■ **WORK INSTRUCTIONS**:
Reproduce the records below exactly, leaving out any pictures.

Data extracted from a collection

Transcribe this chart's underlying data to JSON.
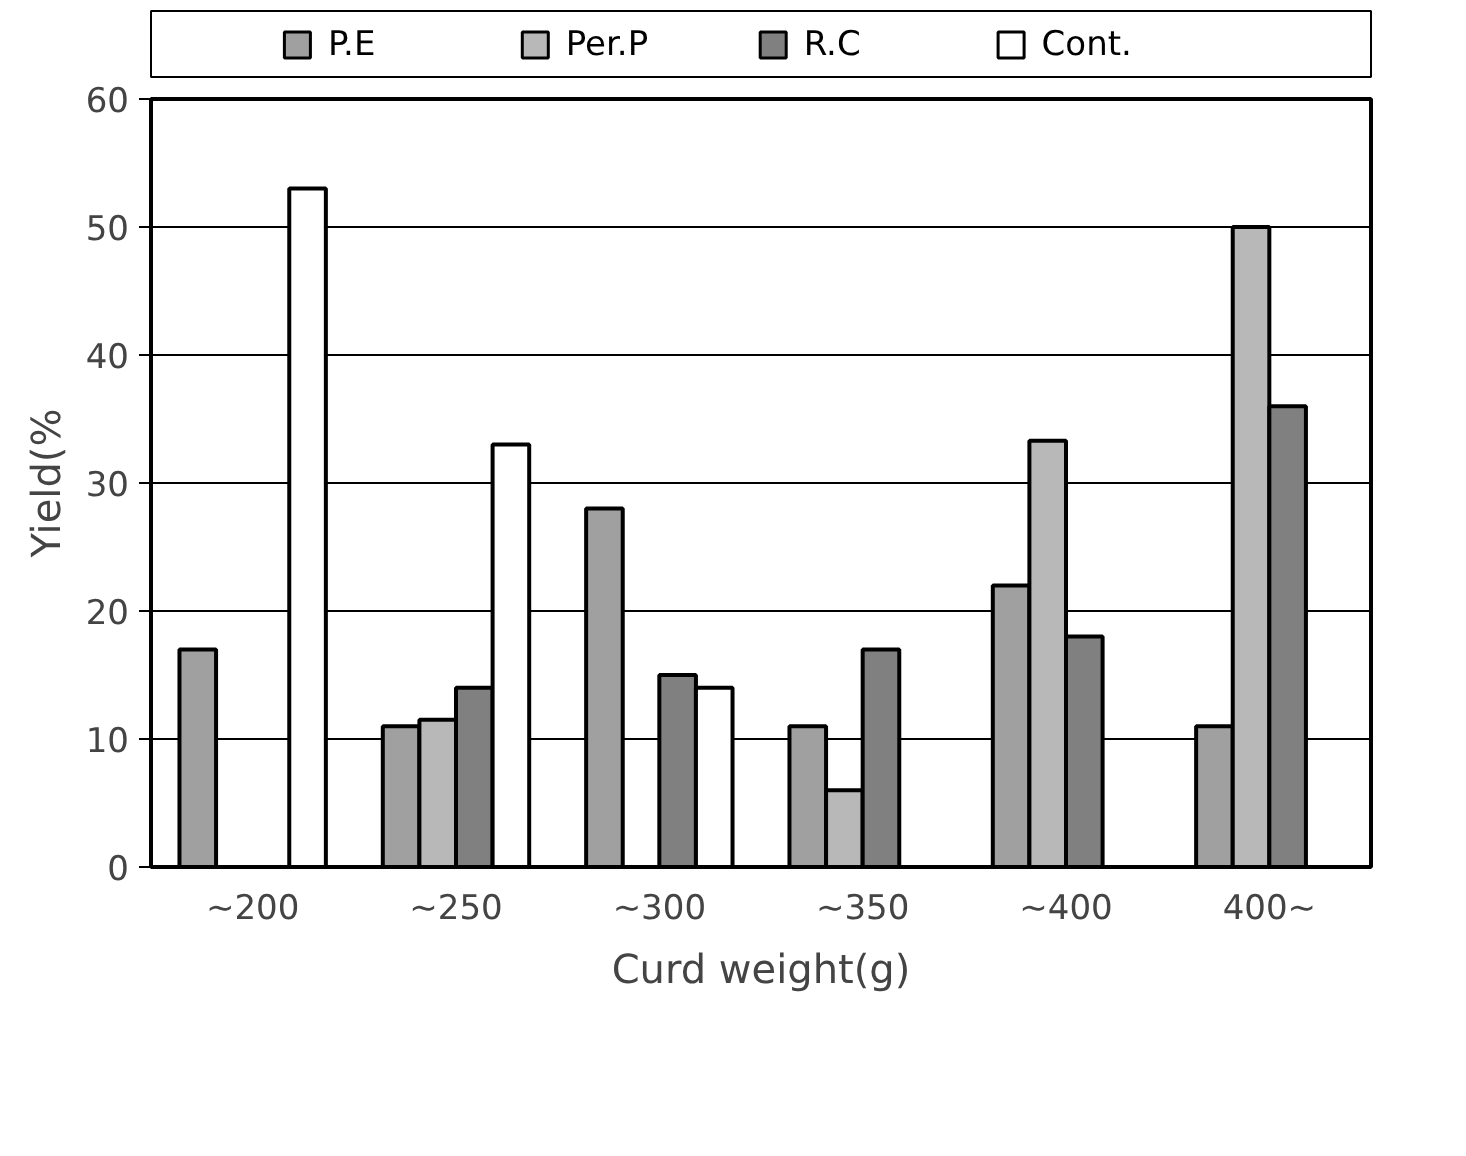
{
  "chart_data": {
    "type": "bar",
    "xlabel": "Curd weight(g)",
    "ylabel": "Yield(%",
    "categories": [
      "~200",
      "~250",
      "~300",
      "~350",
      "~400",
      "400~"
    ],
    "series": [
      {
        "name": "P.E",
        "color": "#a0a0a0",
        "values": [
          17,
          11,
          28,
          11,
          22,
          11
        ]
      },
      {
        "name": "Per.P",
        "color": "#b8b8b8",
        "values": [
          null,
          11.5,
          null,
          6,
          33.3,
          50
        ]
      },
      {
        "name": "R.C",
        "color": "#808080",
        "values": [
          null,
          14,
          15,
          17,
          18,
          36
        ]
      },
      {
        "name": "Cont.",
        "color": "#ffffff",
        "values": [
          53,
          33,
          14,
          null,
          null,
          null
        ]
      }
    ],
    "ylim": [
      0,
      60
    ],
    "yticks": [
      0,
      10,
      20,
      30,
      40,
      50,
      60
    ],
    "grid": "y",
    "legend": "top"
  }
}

■ **SOLVED EXERCISE**:
Transcribe this chart's underlying data to JSON.
{
  "chart_data": {
    "type": "bar",
    "xlabel": "Curd weight(g)",
    "ylabel": "Yield(%",
    "categories": [
      "~200",
      "~250",
      "~300",
      "~350",
      "~400",
      "400~"
    ],
    "series": [
      {
        "name": "P.E",
        "color": "#a0a0a0",
        "values": [
          17,
          11,
          28,
          11,
          22,
          11
        ]
      },
      {
        "name": "Per.P",
        "color": "#b8b8b8",
        "values": [
          null,
          11.5,
          null,
          6,
          33.3,
          50
        ]
      },
      {
        "name": "R.C",
        "color": "#808080",
        "values": [
          null,
          14,
          15,
          17,
          18,
          36
        ]
      },
      {
        "name": "Cont.",
        "color": "#ffffff",
        "values": [
          53,
          33,
          14,
          null,
          null,
          null
        ]
      }
    ],
    "ylim": [
      0,
      60
    ],
    "yticks": [
      0,
      10,
      20,
      30,
      40,
      50,
      60
    ],
    "grid": "y",
    "legend": "top"
  }
}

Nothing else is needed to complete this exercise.